- [TASK TO COMPLETE]: Among the entries below, find the lines with "geographic" and copy them.
+++ DATASET EXTRACT
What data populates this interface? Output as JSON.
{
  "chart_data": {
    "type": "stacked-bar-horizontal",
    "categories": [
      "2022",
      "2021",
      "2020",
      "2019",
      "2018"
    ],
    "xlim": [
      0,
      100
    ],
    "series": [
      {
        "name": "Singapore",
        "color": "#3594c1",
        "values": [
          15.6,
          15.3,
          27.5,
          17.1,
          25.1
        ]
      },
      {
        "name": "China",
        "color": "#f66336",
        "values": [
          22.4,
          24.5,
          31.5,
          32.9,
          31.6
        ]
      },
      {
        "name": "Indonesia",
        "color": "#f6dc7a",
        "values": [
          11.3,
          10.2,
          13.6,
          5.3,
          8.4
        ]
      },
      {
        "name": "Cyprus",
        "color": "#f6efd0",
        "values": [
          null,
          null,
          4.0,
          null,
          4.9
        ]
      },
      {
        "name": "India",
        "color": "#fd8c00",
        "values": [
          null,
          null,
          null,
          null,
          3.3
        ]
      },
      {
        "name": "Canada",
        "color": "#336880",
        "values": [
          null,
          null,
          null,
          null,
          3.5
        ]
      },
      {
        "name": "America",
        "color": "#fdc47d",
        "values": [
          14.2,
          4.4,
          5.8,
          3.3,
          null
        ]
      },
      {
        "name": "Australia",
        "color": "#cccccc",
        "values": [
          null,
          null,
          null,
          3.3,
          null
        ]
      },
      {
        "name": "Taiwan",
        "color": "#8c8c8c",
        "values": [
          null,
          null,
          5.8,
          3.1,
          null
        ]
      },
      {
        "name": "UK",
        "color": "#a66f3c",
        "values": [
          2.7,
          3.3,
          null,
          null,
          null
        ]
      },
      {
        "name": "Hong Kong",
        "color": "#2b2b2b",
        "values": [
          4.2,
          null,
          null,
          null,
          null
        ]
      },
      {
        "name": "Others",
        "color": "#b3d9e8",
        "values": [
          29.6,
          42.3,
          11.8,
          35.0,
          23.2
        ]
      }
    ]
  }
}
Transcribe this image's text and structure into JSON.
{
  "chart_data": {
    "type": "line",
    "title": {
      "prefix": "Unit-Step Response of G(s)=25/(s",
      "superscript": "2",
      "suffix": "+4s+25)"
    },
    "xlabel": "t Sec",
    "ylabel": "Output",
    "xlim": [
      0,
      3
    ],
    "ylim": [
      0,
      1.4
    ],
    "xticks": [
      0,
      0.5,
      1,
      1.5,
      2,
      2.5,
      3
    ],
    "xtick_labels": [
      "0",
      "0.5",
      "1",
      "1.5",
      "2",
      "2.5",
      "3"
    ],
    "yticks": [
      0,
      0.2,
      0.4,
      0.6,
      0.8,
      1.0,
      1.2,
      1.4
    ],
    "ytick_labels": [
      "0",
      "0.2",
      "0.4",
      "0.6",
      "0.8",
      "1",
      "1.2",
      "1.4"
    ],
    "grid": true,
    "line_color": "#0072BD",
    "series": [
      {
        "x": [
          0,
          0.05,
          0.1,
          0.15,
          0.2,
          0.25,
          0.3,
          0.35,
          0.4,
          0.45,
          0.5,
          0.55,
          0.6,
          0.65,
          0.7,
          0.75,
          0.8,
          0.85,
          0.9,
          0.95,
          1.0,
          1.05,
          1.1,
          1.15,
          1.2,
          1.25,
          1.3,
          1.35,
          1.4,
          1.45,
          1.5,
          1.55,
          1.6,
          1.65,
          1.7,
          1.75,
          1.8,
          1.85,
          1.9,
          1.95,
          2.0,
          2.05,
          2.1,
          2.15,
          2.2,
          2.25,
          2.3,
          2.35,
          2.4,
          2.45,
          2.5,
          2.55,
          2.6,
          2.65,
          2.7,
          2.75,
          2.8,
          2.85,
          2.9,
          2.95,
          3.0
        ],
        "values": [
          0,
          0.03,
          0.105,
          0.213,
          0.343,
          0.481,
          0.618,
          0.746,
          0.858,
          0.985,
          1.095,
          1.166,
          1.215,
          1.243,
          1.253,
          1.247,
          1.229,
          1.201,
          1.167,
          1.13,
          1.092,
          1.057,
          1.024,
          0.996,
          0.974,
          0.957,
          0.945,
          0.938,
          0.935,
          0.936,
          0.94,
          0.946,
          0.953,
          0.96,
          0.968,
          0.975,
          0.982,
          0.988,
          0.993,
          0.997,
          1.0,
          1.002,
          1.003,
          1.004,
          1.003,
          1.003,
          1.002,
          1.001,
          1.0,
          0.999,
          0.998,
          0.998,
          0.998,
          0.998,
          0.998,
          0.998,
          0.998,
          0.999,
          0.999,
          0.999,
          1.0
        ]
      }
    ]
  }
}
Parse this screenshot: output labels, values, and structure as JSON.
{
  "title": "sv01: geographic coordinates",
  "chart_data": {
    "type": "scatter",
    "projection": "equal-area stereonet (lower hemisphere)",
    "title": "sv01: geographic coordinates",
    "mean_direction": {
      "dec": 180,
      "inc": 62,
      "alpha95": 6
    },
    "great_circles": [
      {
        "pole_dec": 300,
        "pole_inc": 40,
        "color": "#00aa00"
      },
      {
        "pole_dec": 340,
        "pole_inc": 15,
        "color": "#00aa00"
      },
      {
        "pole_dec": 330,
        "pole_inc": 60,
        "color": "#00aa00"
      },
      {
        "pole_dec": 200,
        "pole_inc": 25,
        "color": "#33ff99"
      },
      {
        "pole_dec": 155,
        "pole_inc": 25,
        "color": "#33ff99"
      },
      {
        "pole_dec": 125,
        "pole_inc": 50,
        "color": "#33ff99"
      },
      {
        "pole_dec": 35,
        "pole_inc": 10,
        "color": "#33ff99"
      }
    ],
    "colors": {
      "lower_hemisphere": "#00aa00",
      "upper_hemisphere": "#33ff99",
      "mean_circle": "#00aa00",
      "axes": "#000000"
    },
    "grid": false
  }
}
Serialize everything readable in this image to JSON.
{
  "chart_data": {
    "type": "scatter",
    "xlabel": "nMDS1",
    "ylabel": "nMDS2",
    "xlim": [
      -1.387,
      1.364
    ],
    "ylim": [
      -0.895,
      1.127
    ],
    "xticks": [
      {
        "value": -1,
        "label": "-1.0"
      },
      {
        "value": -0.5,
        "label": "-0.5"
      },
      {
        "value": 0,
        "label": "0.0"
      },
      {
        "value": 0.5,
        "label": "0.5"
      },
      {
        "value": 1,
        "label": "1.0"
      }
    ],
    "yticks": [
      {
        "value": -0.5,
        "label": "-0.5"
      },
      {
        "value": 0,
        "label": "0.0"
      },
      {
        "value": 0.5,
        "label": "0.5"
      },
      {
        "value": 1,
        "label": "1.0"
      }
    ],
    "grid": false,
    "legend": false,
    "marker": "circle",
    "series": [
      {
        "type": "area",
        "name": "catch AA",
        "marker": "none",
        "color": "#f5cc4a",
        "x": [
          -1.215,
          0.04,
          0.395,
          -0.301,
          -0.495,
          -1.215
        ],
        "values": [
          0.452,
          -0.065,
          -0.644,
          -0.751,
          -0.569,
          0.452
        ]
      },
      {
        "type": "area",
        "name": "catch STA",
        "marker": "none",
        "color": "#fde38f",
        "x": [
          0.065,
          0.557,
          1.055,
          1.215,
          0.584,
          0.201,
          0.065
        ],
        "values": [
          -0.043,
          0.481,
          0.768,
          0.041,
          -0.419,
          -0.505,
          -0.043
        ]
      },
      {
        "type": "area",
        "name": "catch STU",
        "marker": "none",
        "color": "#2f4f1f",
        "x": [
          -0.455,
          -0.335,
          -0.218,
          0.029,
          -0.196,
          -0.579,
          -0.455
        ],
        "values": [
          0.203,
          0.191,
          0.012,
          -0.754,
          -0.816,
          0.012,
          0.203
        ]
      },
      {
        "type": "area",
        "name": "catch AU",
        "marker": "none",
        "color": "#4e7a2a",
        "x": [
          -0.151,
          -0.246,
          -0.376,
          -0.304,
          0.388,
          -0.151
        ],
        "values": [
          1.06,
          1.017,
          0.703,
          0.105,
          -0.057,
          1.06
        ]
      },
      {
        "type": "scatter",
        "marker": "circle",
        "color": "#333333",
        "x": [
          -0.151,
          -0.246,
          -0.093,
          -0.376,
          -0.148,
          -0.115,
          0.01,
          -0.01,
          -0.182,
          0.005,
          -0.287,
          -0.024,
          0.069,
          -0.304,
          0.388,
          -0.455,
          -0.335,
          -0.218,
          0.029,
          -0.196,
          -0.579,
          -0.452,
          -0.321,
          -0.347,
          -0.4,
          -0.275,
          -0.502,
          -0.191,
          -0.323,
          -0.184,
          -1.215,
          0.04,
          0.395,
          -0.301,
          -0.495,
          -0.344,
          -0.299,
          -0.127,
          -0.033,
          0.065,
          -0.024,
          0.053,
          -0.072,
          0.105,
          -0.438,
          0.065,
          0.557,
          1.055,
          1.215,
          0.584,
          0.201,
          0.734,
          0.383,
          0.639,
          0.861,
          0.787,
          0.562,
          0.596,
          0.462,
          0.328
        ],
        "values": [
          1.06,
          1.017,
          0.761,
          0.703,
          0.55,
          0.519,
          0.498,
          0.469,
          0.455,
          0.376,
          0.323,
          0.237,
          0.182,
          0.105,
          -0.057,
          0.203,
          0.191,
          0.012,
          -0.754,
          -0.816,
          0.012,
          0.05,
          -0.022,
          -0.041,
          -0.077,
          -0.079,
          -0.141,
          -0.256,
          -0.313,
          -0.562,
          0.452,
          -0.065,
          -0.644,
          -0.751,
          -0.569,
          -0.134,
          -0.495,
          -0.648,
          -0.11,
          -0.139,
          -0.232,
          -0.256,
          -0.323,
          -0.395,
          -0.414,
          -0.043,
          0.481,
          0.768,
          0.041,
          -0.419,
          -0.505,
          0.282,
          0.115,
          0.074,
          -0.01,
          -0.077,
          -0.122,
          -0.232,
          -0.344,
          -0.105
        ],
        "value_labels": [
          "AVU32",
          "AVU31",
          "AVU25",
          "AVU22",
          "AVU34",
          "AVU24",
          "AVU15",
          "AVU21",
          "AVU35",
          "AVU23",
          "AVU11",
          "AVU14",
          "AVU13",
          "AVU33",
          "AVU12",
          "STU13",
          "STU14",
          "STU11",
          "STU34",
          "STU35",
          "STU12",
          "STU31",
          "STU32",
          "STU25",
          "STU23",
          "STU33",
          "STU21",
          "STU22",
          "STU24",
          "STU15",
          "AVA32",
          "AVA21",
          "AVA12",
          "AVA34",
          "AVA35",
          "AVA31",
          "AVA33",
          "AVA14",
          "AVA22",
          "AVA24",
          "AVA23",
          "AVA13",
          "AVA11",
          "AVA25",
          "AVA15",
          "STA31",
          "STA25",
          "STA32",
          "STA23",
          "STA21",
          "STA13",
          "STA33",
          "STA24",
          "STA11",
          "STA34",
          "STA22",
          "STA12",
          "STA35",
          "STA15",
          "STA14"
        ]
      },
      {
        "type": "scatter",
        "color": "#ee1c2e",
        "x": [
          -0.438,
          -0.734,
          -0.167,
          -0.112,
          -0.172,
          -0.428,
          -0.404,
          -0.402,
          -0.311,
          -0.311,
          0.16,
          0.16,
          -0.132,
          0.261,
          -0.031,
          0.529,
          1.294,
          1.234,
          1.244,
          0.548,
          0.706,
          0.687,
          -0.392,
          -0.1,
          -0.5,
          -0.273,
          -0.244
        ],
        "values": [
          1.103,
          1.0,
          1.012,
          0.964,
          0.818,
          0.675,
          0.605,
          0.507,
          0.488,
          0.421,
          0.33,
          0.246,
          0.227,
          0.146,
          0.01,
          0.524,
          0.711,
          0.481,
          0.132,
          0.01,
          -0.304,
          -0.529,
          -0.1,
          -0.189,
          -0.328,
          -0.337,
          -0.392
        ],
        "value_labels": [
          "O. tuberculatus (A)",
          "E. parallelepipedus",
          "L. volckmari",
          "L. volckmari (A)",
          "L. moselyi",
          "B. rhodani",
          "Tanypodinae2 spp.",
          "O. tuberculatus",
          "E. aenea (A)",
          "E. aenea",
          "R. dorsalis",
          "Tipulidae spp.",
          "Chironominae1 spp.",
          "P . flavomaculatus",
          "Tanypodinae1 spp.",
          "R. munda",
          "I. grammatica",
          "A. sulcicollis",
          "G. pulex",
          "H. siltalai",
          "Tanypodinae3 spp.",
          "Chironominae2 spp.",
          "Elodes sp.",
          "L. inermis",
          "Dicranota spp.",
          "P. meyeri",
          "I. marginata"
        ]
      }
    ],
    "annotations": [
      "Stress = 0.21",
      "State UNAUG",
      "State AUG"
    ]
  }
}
++++++
- [RESULT FOR THIS TASK]:
  "title": "sv01: geographic coordinates",
    "title": "sv01: geographic coordinates",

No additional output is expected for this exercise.